| Task brief |
Every line that contains the word "сильным" should be copied out.

---

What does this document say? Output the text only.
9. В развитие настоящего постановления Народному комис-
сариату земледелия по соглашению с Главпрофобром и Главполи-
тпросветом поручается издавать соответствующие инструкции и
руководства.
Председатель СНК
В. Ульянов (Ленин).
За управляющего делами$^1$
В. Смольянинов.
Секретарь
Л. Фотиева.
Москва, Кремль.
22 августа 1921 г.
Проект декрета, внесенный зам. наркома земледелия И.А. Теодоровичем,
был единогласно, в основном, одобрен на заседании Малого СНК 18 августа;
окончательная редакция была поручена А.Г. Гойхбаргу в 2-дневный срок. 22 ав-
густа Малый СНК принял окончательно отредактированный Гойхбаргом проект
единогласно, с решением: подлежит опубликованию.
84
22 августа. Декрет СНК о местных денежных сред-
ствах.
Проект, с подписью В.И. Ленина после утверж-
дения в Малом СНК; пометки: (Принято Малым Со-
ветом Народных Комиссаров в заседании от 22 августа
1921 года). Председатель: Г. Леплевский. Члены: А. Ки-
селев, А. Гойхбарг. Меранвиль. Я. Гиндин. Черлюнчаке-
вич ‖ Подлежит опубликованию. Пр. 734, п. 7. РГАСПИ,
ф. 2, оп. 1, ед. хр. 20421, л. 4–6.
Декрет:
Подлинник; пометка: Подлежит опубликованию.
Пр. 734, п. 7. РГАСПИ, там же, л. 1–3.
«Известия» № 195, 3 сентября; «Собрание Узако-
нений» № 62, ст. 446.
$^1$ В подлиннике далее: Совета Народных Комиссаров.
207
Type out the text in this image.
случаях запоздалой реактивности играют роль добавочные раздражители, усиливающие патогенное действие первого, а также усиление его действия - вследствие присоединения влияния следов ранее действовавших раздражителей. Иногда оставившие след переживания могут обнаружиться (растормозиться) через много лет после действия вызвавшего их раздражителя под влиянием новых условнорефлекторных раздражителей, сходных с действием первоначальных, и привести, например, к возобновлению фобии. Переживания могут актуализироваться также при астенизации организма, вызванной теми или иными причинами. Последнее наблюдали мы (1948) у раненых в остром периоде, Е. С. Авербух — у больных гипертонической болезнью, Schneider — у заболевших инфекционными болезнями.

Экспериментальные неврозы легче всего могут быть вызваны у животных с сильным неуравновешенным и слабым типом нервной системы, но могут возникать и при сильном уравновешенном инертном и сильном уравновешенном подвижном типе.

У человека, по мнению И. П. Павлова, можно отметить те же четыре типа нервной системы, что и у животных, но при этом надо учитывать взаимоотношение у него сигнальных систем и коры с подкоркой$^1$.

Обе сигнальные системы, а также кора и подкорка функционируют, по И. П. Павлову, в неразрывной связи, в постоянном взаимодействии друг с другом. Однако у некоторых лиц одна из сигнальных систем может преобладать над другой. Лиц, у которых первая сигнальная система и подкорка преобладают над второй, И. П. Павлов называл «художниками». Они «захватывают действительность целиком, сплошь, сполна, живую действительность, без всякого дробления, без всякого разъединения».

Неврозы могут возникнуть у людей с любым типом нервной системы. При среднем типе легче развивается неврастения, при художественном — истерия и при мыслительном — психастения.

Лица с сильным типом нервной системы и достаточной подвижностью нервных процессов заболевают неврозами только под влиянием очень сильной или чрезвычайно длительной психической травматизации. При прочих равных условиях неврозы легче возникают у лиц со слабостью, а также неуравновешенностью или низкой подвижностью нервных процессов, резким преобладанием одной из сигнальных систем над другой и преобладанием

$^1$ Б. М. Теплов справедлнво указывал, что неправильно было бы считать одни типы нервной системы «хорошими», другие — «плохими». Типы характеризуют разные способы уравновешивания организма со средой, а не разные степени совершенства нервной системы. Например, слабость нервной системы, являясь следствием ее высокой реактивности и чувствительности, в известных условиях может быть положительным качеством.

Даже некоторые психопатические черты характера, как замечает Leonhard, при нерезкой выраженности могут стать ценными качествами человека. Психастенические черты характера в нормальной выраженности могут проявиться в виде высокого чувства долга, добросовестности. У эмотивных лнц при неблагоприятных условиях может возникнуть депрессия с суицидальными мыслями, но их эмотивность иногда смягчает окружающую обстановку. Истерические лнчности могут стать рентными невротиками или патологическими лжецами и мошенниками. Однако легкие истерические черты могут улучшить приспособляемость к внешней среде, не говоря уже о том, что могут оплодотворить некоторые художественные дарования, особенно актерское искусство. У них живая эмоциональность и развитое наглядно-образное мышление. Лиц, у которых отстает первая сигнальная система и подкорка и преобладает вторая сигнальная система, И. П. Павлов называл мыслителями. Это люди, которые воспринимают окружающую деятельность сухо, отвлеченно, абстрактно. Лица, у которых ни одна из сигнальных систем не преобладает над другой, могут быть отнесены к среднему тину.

---

| Exercise answer |
Экспериментальные неврозы легче всего могут быть вызваны у животных с сильным неуравновешенным и слабым типом нервной системы, но могут возникать и при сильном уравновешенном инертном и сильном уравновешенном подвижном типе.
Лица с сильным типом нервной системы и достаточной подвижностью нервных процессов заболевают неврозами только под влиянием очень сильной или чрезвычайно длительной психической травматизации. При прочих равных условиях неврозы легче возникают у лиц со слабостью, а также неуравновешенностью или низкой подвижностью нервных процессов, резким преобладанием одной из сигнальных систем над другой и преобладанием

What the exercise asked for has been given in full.